— START Supplied records —
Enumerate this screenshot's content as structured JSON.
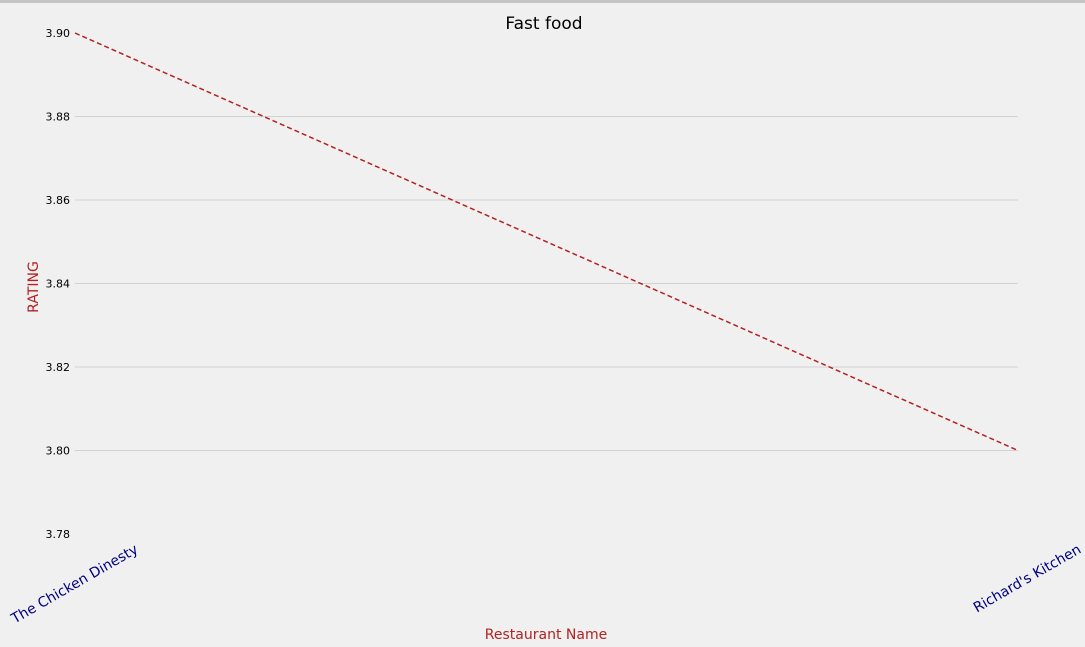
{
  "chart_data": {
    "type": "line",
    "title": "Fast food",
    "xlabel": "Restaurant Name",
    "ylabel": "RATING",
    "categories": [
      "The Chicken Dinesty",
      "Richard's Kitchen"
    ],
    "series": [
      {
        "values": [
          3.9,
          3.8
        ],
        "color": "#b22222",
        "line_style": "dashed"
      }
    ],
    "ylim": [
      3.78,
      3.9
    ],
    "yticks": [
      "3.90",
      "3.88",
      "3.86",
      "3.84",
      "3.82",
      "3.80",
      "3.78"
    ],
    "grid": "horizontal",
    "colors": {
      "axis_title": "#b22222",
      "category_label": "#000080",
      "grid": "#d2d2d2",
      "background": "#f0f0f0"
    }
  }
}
— END Supplied records —
— START Supplied records —
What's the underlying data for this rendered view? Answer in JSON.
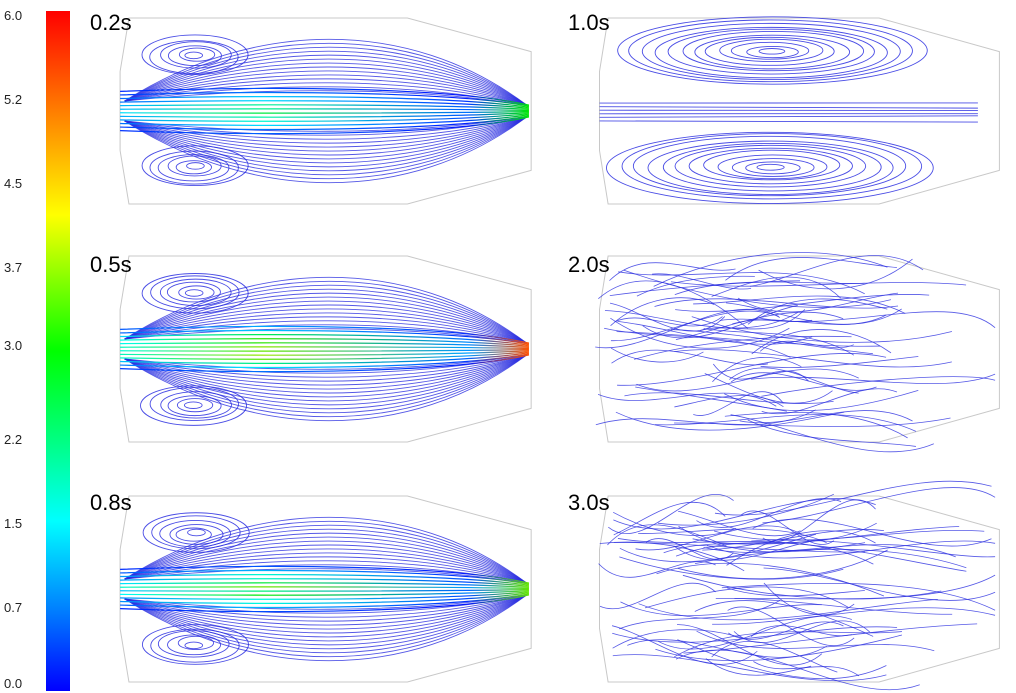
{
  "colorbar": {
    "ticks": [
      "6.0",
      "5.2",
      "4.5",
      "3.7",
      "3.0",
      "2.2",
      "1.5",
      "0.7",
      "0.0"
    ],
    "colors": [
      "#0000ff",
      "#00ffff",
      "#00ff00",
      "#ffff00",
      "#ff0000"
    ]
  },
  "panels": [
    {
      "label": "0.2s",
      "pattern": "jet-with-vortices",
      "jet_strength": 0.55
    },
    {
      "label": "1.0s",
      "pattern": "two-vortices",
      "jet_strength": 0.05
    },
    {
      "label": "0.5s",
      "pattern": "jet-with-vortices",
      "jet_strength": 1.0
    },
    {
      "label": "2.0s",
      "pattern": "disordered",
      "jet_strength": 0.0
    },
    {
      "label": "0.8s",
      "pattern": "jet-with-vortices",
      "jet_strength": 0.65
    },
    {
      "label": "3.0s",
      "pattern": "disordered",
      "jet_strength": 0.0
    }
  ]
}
— END Supplied records —
■ **Description of the task**: Collect every line above that contains the word "JSON".

■ **Response below**:
Enumerate this screenshot's content as structured JSON.
What's the underlying data for this rendered view? Answer in JSON.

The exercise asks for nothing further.